▶ **DO THIS**
Extract each line containing the string "Schlaganfall".

▶ **PROVIDED RECORDS**
========================================
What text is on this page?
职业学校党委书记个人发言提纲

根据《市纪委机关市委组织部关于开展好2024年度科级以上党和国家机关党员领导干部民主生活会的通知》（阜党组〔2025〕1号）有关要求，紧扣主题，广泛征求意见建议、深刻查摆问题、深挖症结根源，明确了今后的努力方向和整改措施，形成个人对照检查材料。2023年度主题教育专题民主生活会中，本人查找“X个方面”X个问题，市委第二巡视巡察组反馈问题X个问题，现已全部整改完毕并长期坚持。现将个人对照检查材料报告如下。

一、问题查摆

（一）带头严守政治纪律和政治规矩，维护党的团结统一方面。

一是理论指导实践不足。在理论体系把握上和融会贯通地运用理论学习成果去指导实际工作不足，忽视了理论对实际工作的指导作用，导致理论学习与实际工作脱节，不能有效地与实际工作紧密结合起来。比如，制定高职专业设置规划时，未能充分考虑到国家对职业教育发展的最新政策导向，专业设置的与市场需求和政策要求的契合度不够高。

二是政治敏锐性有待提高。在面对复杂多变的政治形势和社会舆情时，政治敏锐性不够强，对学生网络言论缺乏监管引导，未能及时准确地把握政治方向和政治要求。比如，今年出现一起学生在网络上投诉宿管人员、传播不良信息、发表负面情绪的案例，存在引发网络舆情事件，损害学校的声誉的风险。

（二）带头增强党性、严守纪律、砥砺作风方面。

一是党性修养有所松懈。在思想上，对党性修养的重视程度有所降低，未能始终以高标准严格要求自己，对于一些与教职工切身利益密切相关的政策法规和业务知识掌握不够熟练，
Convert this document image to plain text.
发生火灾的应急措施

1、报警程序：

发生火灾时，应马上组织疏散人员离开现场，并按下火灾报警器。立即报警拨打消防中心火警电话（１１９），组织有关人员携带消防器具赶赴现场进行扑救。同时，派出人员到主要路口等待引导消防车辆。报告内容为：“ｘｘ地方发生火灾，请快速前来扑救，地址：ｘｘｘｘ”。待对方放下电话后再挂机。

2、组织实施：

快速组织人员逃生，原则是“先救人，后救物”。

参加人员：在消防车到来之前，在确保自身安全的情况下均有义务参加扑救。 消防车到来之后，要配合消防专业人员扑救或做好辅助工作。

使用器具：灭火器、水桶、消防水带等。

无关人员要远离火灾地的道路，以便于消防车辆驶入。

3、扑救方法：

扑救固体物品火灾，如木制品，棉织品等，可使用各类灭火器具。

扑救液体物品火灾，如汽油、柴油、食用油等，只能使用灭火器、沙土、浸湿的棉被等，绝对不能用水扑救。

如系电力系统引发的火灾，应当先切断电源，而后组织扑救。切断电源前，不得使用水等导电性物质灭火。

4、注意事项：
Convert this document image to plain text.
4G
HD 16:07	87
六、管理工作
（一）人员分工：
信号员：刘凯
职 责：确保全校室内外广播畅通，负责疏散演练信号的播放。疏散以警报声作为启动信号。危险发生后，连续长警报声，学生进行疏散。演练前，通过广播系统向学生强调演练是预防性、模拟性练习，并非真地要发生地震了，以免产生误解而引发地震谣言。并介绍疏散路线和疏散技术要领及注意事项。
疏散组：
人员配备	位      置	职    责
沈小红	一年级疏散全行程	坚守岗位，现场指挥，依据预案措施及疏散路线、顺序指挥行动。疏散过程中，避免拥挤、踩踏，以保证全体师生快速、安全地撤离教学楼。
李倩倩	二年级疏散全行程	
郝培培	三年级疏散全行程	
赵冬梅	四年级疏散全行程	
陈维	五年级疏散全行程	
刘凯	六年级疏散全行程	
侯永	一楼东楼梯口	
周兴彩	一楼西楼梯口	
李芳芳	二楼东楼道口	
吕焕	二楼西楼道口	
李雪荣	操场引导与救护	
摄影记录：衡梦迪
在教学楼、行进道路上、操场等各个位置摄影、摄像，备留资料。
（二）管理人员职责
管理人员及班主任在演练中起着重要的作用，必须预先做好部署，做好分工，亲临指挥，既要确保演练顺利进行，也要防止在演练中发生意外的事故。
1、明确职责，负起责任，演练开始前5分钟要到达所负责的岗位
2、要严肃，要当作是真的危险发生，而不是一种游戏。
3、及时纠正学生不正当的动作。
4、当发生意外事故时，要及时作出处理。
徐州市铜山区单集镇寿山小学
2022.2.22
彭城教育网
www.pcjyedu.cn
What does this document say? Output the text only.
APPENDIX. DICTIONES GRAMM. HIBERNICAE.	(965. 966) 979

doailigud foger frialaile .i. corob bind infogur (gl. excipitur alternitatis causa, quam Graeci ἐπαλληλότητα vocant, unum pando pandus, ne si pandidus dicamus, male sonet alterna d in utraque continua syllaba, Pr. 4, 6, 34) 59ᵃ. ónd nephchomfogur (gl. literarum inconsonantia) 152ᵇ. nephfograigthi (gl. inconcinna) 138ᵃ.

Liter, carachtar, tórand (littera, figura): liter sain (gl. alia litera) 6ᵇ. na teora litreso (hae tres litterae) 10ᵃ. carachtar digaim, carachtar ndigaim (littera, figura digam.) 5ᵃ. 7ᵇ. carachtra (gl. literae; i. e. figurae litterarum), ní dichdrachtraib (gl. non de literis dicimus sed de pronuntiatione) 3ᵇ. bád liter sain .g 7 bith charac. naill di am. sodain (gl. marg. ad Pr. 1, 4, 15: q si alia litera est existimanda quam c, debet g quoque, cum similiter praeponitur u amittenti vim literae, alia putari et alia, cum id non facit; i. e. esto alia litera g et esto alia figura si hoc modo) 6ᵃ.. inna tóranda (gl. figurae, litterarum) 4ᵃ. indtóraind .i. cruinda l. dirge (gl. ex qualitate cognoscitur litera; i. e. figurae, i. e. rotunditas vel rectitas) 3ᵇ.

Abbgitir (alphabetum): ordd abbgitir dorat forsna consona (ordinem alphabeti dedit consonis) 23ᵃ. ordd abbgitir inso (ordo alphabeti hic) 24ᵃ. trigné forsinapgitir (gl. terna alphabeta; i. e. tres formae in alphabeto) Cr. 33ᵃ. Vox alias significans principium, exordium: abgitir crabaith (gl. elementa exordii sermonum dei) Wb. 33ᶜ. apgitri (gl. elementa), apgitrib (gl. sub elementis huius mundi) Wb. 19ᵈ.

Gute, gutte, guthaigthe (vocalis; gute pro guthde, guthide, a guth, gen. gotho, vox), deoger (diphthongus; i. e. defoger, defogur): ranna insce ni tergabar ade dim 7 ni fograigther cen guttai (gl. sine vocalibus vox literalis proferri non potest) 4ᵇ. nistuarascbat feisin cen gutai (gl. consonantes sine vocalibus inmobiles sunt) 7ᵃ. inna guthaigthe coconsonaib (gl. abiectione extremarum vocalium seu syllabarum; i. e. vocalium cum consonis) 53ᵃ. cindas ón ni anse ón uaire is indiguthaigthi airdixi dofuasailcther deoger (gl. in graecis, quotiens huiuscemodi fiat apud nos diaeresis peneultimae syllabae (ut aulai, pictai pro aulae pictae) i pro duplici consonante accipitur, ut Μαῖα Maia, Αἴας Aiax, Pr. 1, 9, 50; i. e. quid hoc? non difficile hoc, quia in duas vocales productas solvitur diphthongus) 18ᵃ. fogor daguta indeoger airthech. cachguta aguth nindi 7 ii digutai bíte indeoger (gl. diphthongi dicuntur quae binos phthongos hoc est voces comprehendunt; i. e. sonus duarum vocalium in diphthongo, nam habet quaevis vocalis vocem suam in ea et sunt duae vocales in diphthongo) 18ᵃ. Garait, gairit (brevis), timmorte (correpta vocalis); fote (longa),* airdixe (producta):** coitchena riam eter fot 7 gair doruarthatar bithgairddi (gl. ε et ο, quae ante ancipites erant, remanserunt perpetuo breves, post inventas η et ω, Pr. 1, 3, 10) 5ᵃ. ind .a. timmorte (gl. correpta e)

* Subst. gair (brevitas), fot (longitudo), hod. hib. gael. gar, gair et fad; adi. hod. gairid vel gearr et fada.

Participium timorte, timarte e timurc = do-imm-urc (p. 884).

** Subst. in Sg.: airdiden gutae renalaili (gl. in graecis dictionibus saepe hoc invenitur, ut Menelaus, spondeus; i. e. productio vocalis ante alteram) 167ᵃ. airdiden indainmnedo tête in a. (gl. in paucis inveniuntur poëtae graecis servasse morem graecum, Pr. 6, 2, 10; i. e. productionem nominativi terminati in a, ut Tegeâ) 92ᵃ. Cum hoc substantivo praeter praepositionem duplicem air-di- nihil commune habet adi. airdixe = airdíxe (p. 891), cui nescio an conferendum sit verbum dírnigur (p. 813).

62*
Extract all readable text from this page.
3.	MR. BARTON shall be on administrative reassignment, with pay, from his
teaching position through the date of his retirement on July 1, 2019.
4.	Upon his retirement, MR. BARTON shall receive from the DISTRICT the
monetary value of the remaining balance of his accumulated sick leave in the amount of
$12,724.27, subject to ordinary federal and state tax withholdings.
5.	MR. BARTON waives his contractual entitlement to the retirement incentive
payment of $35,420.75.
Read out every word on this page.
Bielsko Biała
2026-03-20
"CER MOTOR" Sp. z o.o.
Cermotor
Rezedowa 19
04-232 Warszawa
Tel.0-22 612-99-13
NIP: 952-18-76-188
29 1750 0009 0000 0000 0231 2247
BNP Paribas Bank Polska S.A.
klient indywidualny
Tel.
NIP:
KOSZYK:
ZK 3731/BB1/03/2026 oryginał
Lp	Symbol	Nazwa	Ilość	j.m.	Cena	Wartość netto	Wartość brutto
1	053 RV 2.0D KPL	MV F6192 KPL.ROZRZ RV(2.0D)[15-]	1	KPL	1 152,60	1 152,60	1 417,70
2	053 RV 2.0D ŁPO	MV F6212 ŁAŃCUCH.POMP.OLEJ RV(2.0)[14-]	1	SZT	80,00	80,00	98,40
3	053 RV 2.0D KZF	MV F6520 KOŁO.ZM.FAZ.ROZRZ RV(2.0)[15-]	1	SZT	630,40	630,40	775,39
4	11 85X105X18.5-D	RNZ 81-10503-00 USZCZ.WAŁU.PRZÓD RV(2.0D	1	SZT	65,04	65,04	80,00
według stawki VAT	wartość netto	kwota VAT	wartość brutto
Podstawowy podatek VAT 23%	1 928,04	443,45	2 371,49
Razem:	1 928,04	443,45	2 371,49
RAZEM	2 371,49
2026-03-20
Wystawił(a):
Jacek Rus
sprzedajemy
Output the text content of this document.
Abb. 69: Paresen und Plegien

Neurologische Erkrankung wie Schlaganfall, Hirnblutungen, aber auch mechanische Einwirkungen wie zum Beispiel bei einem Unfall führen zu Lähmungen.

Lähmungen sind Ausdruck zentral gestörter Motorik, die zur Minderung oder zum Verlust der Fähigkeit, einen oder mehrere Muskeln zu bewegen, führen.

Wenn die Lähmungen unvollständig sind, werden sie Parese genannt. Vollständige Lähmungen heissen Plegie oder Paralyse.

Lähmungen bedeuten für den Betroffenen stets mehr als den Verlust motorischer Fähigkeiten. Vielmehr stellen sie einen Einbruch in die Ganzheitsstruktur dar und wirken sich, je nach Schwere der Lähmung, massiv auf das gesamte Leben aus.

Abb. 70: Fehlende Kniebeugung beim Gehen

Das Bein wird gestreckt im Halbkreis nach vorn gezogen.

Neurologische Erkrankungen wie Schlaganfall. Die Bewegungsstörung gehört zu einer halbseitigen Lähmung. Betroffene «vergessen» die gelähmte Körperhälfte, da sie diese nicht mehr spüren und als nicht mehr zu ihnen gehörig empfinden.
========================================
▶ **SOLUTION TO THIS TASK**
Neurologische Erkrankung wie Schlaganfall, Hirnblutungen, aber auch mechanische Einwirkungen wie zum Beispiel bei einem Unfall führen zu Lähmungen.
Neurologische Erkrankungen wie Schlaganfall. Die Bewegungsstörung gehört zu einer halbseitigen Lähmung. Betroffene «vergessen» die gelähmte Körperhälfte, da sie diese nicht mehr spüren und als nicht mehr zu ihnen gehörig empfinden.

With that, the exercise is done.